WRITTEN TASK ▸
Please answer these questions about the code diff below.
1. If "axis_is_wavelength" is missing from data, what value does the new code give it?
2. When datatype is 'temporal', what quantity and unit does the axis represent?
3. Under the updated docstring, in what order must the axis array be?

SUPPLIED TEXT ▸
>> Start

Added tests for LongitudinalProfileFromData and fix for issue #185

lasy/profiles/longitudinal/longitudinal_profile_from_data.py

@@ -25,12 +25,15 @@ class LongitudinalProfileFromData(LongitudinalProfile):
 
         datatype : string
             The domain in which the data has been passed. Options
-            are 'spectral' and 'temporal'
+            are 'spectral' and 'temporal'. Spectral data may either be,
+            a) Wavelength dependent (lambda): data["axis_is_wavelength"] = True or
+            b) Angular freuqency dependent (omega): data["axis_is_wavelength"] = False
 
         axis : ndarrays of floats
             The horizontal axis of the pulse duration measurement.
-            The array must be monotonously increasing.
-            When datatype is 'spectral' axis is wavelength in meters.
+            The array must be monotonically increasing or decreasing.
+            When datatype is 'spectral' axis is wavelength in meters OR
+            angular frequency in 1/seconds.
             When datatype is 'temporal' axis is time in seconds.
 
         intensity : ndarrays of floats
@@ -60,16 +63,27 @@ class LongitudinalProfileFromData(LongitudinalProfile):
 
     def __init__(self, data, lo, hi):
         if data["datatype"] == "spectral":
-            # First find central frequency
-            wavelength = data["axis"]
-            assert np.all(
-                np.diff(wavelength) > 0
-            ), 'data["axis"] must be in monotonously increasing order.'
-            spectral_intensity = data["intensity"]
+            if "axis_is_wavelength" not in data:  # Set to wavelength data by default
+                data["axis_is_wavelength"] = True
+            if data["axis_is_wavelength"]:
+                wavelength = data["axis"]  # Accept as wavelength
+                spectral_intensity = data["intensity"]
+            else:
+                wavelength = 2.0 * np.pi * c / data["axis"]  # Convert to wavelength
+                spectral_intensity = (
+                    data["intensity"] * 2.0 * np.pi * c / wavelength**2
+                )  # Convert spectral data
+            assert np.all(np.diff(wavelength) > 0) or np.all(
+                np.diff(wavelength) < 0
+            ), 'data["axis"] must be in monotonically increasing or decreasing order.'
             if data.get("phase") is None:
                 spectral_phase = np.zeros_like(wavelength)

>> End

LISTING ▸
>> Start

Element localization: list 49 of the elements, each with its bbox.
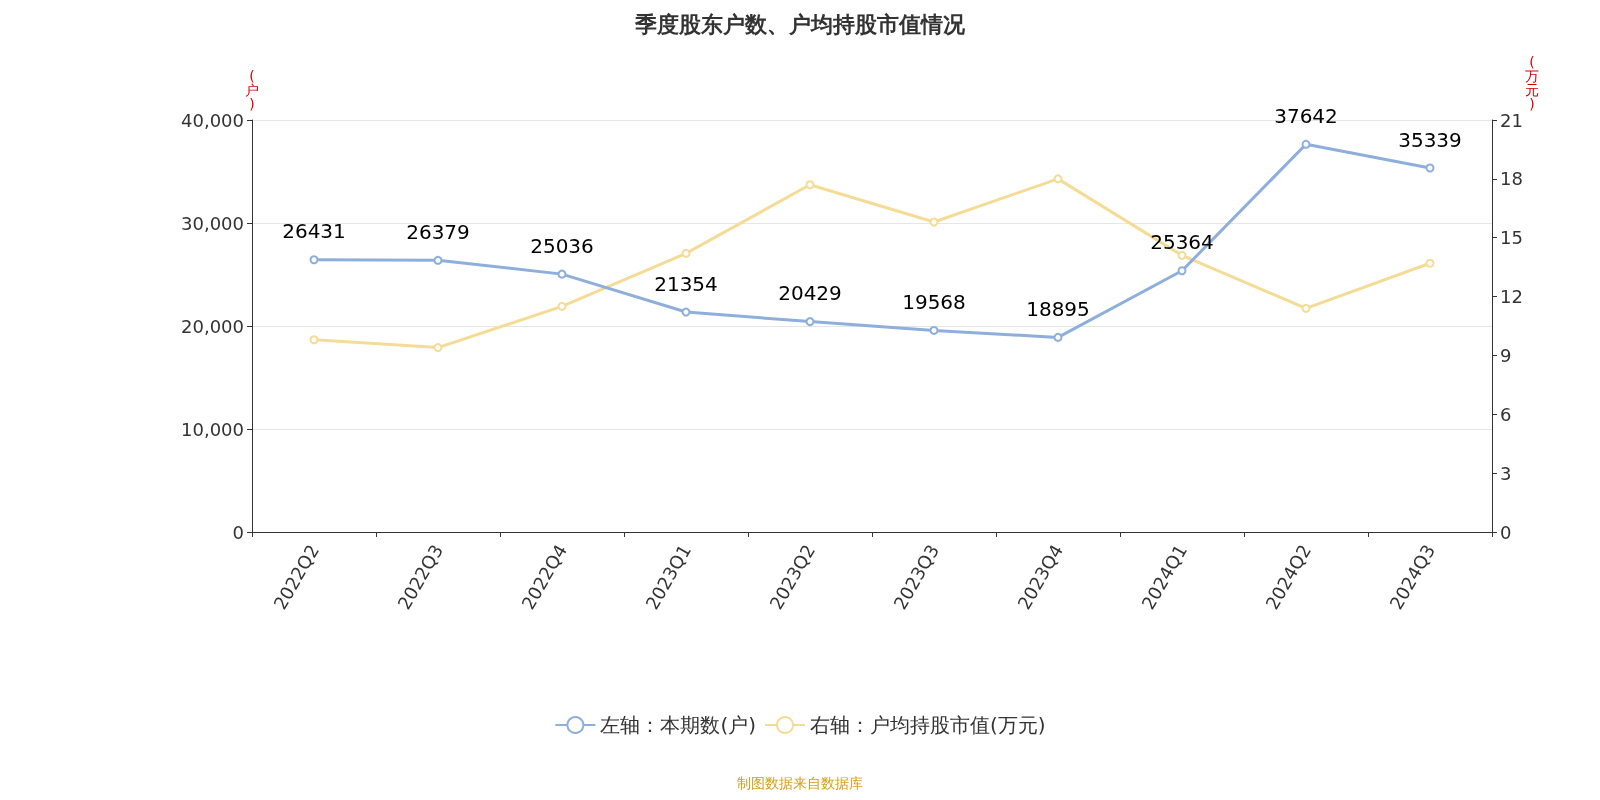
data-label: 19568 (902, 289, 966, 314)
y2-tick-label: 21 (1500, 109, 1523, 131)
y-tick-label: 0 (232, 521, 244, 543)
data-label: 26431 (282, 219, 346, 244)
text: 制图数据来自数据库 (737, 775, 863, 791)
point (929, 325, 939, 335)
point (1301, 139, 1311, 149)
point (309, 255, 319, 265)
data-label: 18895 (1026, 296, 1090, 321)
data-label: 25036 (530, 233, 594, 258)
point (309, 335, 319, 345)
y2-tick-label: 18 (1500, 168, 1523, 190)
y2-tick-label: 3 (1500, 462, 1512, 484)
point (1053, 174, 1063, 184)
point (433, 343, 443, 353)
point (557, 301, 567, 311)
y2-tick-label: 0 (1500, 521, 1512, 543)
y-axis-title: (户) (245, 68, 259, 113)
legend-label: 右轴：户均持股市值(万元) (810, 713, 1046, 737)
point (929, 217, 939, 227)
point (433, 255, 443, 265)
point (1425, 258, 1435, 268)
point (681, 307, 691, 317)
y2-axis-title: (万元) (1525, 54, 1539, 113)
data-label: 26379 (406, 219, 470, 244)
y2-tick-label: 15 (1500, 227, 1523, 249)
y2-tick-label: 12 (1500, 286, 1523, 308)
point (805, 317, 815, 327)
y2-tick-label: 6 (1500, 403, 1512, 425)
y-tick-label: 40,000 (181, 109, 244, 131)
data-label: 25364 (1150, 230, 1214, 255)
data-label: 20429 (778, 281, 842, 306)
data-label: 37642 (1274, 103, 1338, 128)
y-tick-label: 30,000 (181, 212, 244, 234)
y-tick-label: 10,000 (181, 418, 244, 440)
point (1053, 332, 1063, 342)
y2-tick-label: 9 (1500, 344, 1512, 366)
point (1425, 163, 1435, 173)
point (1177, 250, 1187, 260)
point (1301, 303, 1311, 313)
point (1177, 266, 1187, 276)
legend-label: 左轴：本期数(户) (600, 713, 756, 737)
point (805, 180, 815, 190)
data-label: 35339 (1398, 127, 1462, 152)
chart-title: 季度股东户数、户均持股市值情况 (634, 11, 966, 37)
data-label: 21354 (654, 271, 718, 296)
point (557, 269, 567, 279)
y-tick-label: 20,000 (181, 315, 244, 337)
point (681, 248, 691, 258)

>> End
>> Start

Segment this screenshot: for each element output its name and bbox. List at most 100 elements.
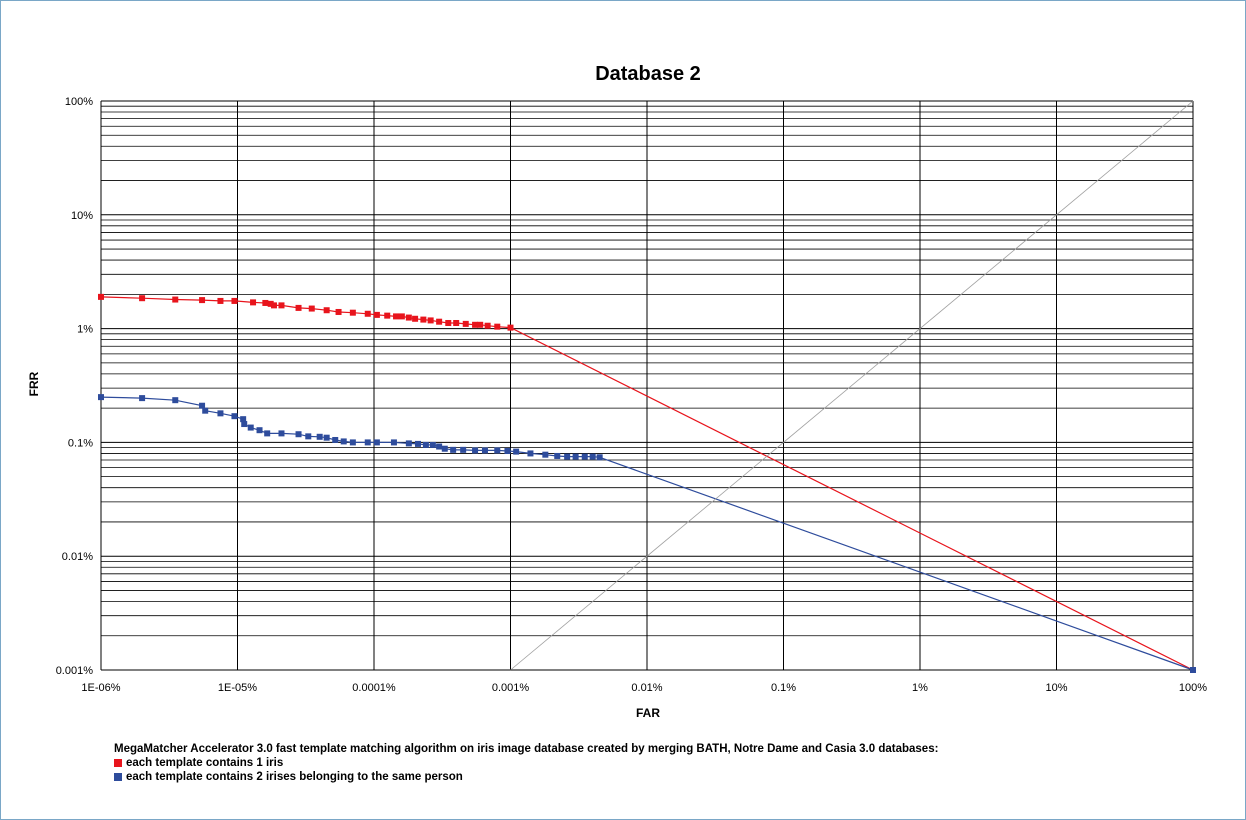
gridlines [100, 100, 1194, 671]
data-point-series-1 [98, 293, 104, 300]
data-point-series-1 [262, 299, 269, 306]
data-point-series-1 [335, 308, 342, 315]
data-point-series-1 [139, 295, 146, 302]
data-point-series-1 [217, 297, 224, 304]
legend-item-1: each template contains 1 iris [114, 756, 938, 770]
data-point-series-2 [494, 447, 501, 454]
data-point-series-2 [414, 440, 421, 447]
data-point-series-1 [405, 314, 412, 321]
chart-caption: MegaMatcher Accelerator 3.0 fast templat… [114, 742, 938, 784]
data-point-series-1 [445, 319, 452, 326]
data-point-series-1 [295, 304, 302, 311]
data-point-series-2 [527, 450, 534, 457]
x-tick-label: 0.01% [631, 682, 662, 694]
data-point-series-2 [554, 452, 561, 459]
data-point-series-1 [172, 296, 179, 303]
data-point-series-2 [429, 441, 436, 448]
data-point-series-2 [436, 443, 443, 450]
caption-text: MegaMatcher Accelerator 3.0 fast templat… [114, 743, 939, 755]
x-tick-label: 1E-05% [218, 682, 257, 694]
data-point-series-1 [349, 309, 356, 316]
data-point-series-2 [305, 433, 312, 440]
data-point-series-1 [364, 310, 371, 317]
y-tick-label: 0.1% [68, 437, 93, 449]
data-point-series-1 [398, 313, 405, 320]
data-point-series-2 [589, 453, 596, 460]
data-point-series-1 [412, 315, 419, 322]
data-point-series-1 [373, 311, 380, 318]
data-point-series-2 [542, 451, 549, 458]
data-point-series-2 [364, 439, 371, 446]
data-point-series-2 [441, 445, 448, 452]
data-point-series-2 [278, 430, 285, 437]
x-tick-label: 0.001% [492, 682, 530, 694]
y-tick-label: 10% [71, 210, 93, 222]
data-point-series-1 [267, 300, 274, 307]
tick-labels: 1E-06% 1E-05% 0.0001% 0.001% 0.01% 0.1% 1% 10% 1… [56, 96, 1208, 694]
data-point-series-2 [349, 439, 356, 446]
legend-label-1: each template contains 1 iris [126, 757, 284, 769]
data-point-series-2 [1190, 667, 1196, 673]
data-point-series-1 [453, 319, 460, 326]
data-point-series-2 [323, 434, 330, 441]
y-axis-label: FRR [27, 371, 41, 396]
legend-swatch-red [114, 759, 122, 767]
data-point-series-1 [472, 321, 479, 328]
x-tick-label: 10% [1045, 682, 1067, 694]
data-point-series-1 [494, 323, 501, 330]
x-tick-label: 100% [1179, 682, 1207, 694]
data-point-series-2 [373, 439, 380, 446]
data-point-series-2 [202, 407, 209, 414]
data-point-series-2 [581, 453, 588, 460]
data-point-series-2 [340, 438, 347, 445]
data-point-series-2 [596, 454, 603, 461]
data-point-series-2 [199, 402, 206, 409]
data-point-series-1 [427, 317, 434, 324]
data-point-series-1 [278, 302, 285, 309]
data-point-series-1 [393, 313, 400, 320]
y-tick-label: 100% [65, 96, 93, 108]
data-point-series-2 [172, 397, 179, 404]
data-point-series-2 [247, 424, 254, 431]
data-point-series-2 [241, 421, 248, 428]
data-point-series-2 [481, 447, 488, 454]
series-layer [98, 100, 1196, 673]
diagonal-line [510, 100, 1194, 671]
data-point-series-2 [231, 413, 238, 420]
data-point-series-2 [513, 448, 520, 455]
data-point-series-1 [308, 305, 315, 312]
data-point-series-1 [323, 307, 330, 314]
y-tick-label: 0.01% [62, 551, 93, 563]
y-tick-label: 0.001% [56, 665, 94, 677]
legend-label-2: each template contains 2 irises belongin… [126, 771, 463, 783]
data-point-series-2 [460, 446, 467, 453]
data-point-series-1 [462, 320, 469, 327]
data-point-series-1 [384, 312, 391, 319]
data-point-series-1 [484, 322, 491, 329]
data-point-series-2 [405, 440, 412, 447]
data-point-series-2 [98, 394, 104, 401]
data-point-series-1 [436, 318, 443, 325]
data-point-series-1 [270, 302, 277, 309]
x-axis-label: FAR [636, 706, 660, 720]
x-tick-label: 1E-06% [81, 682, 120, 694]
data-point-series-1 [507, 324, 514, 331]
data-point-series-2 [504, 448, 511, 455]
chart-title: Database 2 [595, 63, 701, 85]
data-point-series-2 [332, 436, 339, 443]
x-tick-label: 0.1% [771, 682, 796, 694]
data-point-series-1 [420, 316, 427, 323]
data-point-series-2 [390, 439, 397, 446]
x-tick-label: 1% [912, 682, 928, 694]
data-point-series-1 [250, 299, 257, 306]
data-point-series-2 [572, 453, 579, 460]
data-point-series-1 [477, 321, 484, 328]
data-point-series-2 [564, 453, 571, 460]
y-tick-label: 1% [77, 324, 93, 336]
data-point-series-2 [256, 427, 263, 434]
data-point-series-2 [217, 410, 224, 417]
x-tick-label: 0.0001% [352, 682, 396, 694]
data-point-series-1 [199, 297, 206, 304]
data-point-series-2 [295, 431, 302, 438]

>> End
>> Start

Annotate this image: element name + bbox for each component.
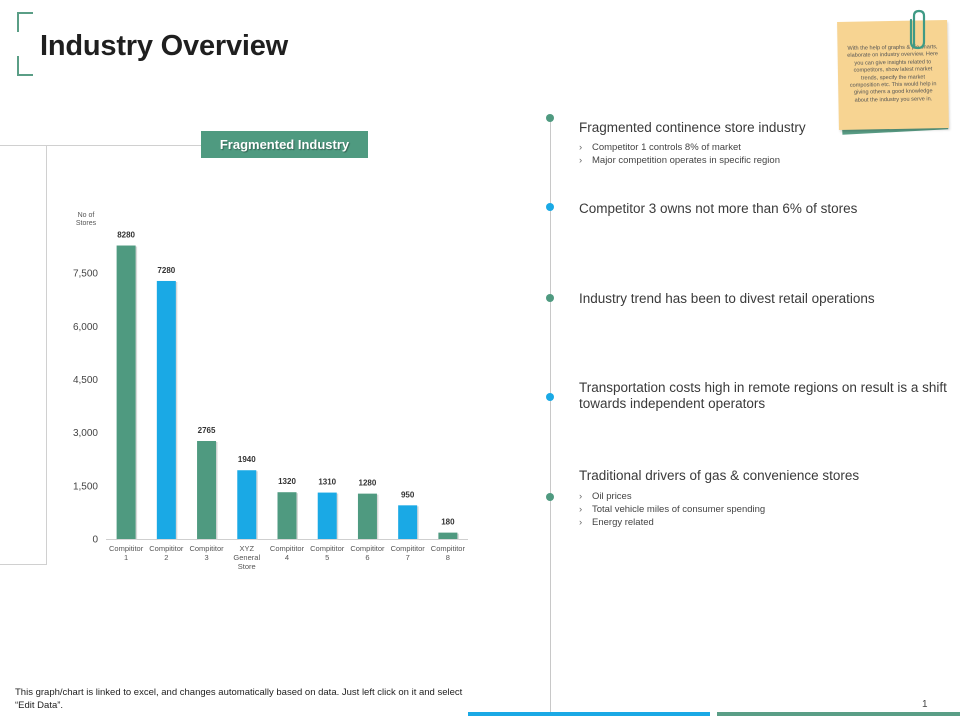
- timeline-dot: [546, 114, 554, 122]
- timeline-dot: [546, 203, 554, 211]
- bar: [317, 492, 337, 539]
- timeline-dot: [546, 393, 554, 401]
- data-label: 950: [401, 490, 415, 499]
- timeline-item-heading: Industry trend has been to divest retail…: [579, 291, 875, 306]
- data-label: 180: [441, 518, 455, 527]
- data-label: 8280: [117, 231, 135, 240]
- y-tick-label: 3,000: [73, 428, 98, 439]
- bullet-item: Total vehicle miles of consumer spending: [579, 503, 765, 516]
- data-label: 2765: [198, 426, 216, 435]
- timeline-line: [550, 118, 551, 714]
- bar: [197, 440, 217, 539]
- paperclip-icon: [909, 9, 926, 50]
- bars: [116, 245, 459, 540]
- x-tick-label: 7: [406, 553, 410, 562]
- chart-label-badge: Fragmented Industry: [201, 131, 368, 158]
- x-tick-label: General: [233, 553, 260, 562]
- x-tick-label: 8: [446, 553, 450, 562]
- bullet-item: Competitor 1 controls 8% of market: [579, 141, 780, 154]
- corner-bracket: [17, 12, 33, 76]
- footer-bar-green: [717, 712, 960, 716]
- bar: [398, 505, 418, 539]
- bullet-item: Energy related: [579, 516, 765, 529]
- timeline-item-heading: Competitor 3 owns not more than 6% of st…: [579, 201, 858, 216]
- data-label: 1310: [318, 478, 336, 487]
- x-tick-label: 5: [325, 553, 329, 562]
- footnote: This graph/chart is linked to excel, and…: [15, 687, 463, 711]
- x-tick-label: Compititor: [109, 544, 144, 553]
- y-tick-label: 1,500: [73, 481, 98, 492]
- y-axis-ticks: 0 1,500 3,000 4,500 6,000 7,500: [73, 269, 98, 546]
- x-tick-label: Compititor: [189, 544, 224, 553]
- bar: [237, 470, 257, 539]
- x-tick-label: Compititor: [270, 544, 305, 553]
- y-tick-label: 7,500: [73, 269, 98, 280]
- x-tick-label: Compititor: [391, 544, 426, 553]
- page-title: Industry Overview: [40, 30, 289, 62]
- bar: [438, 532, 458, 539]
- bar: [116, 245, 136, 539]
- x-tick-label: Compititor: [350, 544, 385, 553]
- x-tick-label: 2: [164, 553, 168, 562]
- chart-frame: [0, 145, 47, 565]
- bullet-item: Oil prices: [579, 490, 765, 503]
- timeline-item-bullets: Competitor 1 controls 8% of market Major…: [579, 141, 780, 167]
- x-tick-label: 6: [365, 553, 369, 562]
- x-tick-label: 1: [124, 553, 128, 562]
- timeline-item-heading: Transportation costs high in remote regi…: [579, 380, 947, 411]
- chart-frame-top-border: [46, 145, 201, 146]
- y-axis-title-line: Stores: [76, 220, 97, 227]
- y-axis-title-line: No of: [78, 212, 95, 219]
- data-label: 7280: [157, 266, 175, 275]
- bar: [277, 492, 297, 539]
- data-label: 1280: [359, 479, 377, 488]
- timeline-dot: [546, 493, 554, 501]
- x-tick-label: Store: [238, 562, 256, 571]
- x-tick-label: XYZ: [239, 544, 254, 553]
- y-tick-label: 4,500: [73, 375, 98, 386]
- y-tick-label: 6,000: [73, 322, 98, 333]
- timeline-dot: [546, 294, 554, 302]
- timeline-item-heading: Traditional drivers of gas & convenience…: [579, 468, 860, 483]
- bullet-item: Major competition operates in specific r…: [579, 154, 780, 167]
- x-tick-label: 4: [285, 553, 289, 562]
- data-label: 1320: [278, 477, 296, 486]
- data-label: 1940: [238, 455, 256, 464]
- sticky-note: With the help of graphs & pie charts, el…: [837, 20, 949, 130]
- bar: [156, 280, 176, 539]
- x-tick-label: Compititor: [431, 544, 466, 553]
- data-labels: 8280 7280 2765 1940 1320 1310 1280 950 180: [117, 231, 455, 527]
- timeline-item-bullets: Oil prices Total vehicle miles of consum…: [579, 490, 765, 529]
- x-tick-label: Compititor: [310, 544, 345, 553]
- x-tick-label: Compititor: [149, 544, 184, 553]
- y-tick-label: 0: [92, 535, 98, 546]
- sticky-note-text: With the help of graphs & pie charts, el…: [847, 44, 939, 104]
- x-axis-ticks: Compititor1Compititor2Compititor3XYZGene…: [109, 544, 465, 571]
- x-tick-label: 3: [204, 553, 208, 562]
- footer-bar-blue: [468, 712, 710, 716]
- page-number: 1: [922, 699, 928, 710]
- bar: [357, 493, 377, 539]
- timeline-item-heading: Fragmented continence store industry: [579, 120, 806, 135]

>> End

OUTPUT FOR THIS TASK ▸
1. True
2. Time in seconds
3. Monotonically increasing or decreasing